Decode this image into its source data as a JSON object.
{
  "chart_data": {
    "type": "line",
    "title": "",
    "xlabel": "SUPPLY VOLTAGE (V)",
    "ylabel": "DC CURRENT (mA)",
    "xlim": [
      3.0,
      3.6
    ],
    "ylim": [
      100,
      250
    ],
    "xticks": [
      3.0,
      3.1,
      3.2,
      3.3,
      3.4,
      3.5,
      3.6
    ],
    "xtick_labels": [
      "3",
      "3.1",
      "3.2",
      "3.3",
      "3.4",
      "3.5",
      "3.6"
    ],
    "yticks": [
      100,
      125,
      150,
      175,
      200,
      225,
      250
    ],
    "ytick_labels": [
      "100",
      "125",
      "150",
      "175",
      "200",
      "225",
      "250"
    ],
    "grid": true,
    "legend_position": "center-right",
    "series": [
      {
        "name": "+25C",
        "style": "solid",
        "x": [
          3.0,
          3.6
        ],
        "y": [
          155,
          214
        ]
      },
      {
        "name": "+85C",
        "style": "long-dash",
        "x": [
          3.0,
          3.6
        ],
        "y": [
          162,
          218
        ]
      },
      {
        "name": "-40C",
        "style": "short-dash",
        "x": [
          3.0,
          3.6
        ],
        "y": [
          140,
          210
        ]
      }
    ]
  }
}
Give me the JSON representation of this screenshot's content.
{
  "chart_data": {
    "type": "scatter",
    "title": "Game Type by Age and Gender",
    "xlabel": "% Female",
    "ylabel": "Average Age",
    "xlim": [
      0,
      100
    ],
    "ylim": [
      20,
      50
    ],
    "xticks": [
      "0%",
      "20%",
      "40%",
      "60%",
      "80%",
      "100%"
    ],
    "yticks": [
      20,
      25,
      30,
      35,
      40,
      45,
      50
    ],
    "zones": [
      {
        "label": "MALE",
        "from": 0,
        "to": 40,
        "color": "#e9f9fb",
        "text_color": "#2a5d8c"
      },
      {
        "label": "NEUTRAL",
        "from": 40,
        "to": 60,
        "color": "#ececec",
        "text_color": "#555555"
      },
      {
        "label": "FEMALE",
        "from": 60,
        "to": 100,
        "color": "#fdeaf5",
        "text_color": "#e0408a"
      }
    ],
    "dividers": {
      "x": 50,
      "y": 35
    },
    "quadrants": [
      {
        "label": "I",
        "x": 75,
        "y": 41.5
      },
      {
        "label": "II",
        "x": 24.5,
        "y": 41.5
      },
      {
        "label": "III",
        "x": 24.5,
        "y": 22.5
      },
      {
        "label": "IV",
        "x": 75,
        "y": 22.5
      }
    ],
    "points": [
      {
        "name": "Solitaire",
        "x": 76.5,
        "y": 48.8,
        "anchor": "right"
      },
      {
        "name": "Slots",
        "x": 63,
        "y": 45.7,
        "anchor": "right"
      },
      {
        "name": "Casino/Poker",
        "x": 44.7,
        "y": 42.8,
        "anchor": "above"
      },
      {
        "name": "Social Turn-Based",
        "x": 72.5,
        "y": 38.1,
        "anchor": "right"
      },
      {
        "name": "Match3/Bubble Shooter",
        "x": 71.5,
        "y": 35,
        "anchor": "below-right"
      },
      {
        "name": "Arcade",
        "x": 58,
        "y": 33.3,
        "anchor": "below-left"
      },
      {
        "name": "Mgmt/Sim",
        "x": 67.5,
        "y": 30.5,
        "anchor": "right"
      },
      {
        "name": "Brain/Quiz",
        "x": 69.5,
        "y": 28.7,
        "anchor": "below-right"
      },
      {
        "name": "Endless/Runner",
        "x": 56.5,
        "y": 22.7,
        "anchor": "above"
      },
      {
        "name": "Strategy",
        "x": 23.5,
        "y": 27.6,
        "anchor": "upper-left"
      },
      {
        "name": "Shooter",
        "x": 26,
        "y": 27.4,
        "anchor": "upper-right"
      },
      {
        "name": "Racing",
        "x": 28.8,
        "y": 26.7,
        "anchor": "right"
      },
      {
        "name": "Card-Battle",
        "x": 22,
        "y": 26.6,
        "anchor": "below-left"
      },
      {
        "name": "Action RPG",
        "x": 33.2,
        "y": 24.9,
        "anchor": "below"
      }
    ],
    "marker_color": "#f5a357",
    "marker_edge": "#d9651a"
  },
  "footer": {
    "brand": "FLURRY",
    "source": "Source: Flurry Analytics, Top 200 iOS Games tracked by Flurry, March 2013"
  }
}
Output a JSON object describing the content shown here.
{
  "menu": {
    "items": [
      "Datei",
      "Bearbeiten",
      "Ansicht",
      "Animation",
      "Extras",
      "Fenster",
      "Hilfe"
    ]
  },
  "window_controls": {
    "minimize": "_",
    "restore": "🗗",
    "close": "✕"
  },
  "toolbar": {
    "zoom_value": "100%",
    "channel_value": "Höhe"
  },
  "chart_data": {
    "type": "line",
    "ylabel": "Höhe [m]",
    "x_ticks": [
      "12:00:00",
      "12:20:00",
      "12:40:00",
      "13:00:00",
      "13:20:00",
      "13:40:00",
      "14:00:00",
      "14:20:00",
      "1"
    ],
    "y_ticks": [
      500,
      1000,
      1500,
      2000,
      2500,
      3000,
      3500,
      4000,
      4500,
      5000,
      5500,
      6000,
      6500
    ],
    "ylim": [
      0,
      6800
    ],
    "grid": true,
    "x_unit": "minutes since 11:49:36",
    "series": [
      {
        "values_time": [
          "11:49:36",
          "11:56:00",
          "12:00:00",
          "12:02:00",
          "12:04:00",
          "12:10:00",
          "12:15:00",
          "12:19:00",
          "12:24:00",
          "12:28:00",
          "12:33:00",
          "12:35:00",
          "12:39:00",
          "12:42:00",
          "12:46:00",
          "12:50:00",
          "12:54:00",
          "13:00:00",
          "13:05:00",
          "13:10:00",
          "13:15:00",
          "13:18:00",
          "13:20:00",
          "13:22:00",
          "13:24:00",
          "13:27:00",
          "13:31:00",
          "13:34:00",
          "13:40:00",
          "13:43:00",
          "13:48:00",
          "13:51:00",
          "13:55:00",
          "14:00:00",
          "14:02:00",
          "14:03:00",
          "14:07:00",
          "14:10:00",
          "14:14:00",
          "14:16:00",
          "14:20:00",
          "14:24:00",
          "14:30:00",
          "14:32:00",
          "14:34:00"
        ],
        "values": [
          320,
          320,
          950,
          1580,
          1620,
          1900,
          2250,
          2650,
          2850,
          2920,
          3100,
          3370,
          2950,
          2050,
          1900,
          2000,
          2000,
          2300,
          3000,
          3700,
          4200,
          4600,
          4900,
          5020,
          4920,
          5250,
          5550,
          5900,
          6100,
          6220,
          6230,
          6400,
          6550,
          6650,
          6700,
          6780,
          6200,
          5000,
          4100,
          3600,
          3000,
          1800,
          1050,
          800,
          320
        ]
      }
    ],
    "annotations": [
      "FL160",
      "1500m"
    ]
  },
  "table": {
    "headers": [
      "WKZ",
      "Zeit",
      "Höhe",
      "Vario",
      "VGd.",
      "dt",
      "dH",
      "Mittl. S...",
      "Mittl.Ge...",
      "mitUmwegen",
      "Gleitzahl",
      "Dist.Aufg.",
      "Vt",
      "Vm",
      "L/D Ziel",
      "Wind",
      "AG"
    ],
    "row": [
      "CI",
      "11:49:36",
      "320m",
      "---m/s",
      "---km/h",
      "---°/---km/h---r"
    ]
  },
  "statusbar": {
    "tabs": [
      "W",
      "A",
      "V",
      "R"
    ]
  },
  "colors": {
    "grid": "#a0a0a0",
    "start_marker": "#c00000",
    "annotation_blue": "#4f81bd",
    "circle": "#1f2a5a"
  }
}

#####

Written instruction: Copy out every line in the entries above that holds "upper".

Response to this exercise:
        "anchor": "upper-left"
        "anchor": "upper-right"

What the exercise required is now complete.